▶ Instruction
Collect each line holding the string "York".

start Excerpted data

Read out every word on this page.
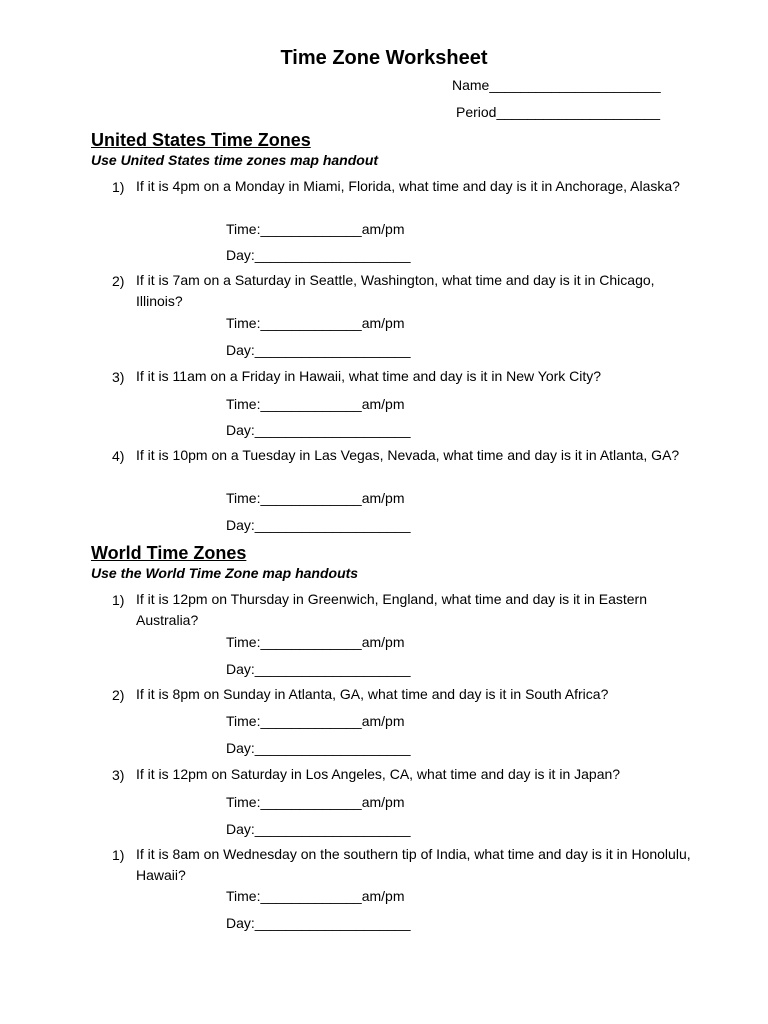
Time Zone Worksheet
Name______________________
Period_____________________
United States Time Zones
Use United States time zones map handout
1) If it is 4pm on a Monday in Miami, Florida, what time and day is it in Anchorage, Alaska?
Time:_____________am/pm
Day:____________________
2) If it is 7am on a Saturday in Seattle, Washington, what time and day is it in Chicago, Illinois?
Time:_____________am/pm
Day:____________________
3) If it is 11am on a Friday in Hawaii, what time and day is it in New York City?
Time:_____________am/pm
Day:____________________
4) If it is 10pm on a Tuesday in Las Vegas, Nevada, what time and day is it in Atlanta, GA?
Time:_____________am/pm
Day:____________________
World Time Zones
Use the World Time Zone map handouts
1) If it is 12pm on Thursday in Greenwich, England, what time and day is it in Eastern Australia?
Time:_____________am/pm
Day:____________________
2) If it is 8pm on Sunday in Atlanta, GA, what time and day is it in South Africa?
Time:_____________am/pm
Day:____________________
3) If it is 12pm on Saturday in Los Angeles, CA, what time and day is it in Japan?
Time:_____________am/pm
Day:____________________
1) If it is 8am on Wednesday on the southern tip of India, what time and day is it in Honolulu, Hawaii?
Time:_____________am/pm
Day:____________________
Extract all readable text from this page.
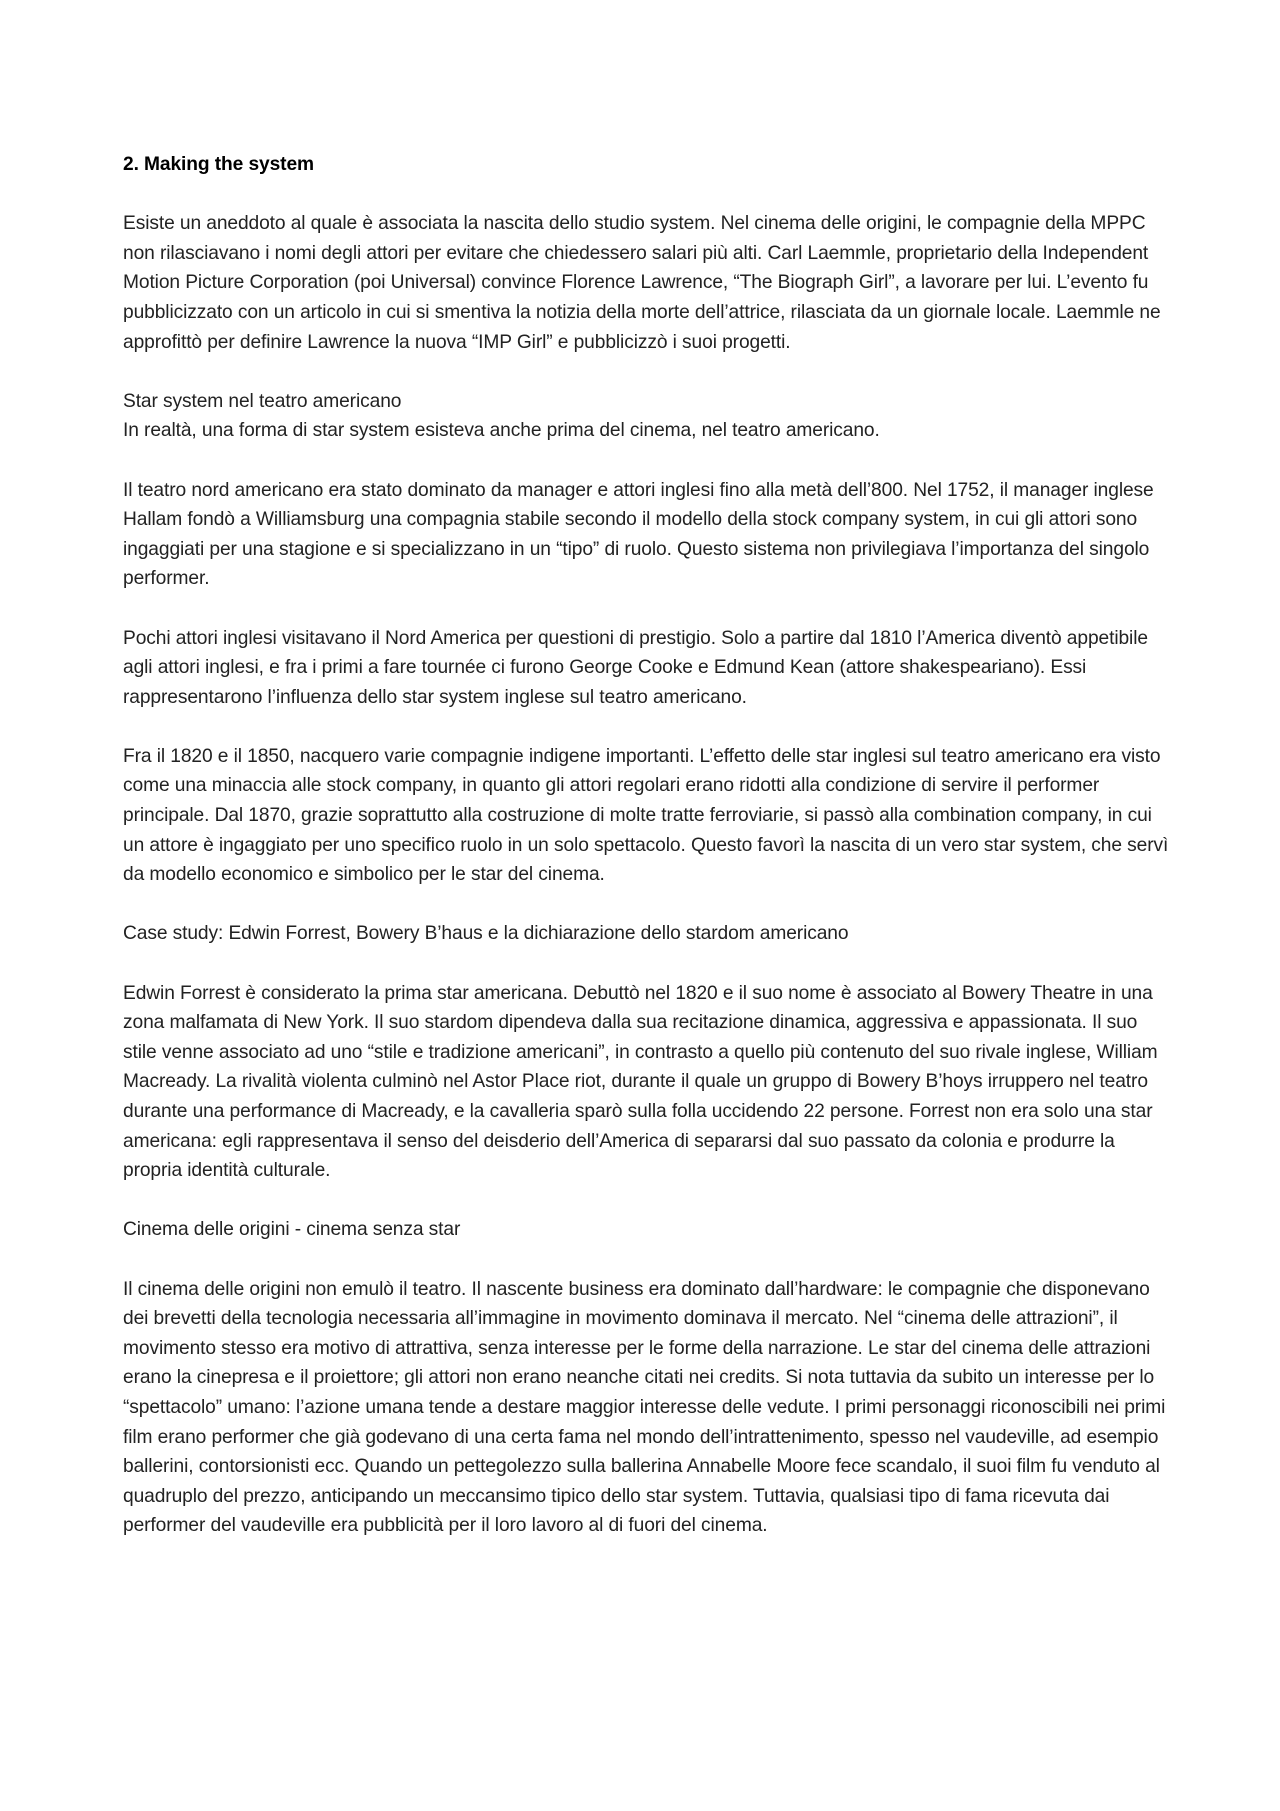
2. Making the system

Esiste un aneddoto al quale è associata la nascita dello studio system. Nel cinema delle origini, le compagnie della MPPC non rilasciavano i nomi degli attori per evitare che chiedessero salari più alti. Carl Laemmle, proprietario della Independent Motion Picture Corporation (poi Universal) convince Florence Lawrence, “The Biograph Girl”, a lavorare per lui. L’evento fu pubblicizzato con un articolo in cui si smentiva la notizia della morte dell’attrice, rilasciata da un giornale locale. Laemmle ne approfittò per definire Lawrence la nuova “IMP Girl” e pubblicizzò i suoi progetti.

Star system nel teatro americano

In realtà, una forma di star system esisteva anche prima del cinema, nel teatro americano.

Il teatro nord americano era stato dominato da manager e attori inglesi fino alla metà dell’800. Nel 1752, il manager inglese Hallam fondò a Williamsburg una compagnia stabile secondo il modello della stock company system, in cui gli attori sono ingaggiati per una stagione e si specializzano in un “tipo” di ruolo. Questo sistema non privilegiava l’importanza del singolo performer.

Pochi attori inglesi visitavano il Nord America per questioni di prestigio. Solo a partire dal 1810 l’America diventò appetibile agli attori inglesi, e fra i primi a fare tournée ci furono George Cooke e Edmund Kean (attore shakespeariano). Essi rappresentarono l’influenza dello star system inglese sul teatro americano.

Fra il 1820 e il 1850, nacquero varie compagnie indigene importanti. L’effetto delle star inglesi sul teatro americano era visto come una minaccia alle stock company, in quanto gli attori regolari erano ridotti alla condizione di servire il performer principale. Dal 1870, grazie soprattutto alla costruzione di molte tratte ferroviarie, si passò alla combination company, in cui un attore è ingaggiato per uno specifico ruolo in un solo spettacolo. Questo favorì la nascita di un vero star system, che servì da modello economico e simbolico per le star del cinema.

Case study: Edwin Forrest, Bowery B’haus e la dichiarazione dello stardom americano

Edwin Forrest è considerato la prima star americana. Debuttò nel 1820 e il suo nome è associato al Bowery Theatre in una zona malfamata di New York. Il suo stardom dipendeva dalla sua recitazione dinamica, aggressiva e appassionata. Il suo stile venne associato ad uno “stile e tradizione americani”, in contrasto a quello più contenuto del suo rivale inglese, William Macready. La rivalità violenta culminò nel Astor Place riot, durante il quale un gruppo di Bowery B’hoys irruppero nel teatro durante una performance di Macready, e la cavalleria sparò sulla folla uccidendo 22 persone. Forrest non era solo una star americana: egli rappresentava il senso del deisderio dell’America di separarsi dal suo passato da colonia e produrre la propria identità culturale.

Cinema delle origini - cinema senza star

Il cinema delle origini non emulò il teatro. Il nascente business era dominato dall’hardware: le compagnie che disponevano dei brevetti della tecnologia necessaria all’immagine in movimento dominava il mercato. Nel “cinema delle attrazioni”, il movimento stesso era motivo di attrattiva, senza interesse per le forme della narrazione. Le star del cinema delle attrazioni erano la cinepresa e il proiettore; gli attori non erano neanche citati nei credits. Si nota tuttavia da subito un interesse per lo “spettacolo” umano: l’azione umana tende a destare maggior interesse delle vedute. I primi personaggi riconoscibili nei primi film erano performer che già godevano di una certa fama nel mondo dell’intrattenimento, spesso nel vaudeville, ad esempio ballerini, contorsionisti ecc. Quando un pettegolezzo sulla ballerina Annabelle Moore fece scandalo, il suoi film fu venduto al quadruplo del prezzo, anticipando un meccansimo tipico dello star system. Tuttavia, qualsiasi tipo di fama ricevuta dai performer del vaudeville era pubblicità per il loro lavoro al di fuori del cinema.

end Excerpted data

▶ Answer
3) If it is 11am on a Friday in Hawaii, what time and day is it in New York City?
Edwin Forrest è considerato la prima star americana. Debuttò nel 1820 e il suo nome è associato al Bowery Theatre in una zona malfamata di New York. Il suo stardom dipendeva dalla sua recitazione dinamica, aggressiva e appassionata. Il suo stile venne associato ad uno “stile e tradizione americani”, in contrasto a quello più contenuto del suo rivale inglese, William Macready. La rivalità violenta culminò nel Astor Place riot, durante il quale un gruppo di Bowery B’hoys irruppero nel teatro durante una performance di Macready, e la cavalleria sparò sulla folla uccidendo 22 persone. Forrest non era solo una star americana: egli rappresentava il senso del deisderio dell’America di separarsi dal suo passato da colonia e produrre la propria identità culturale.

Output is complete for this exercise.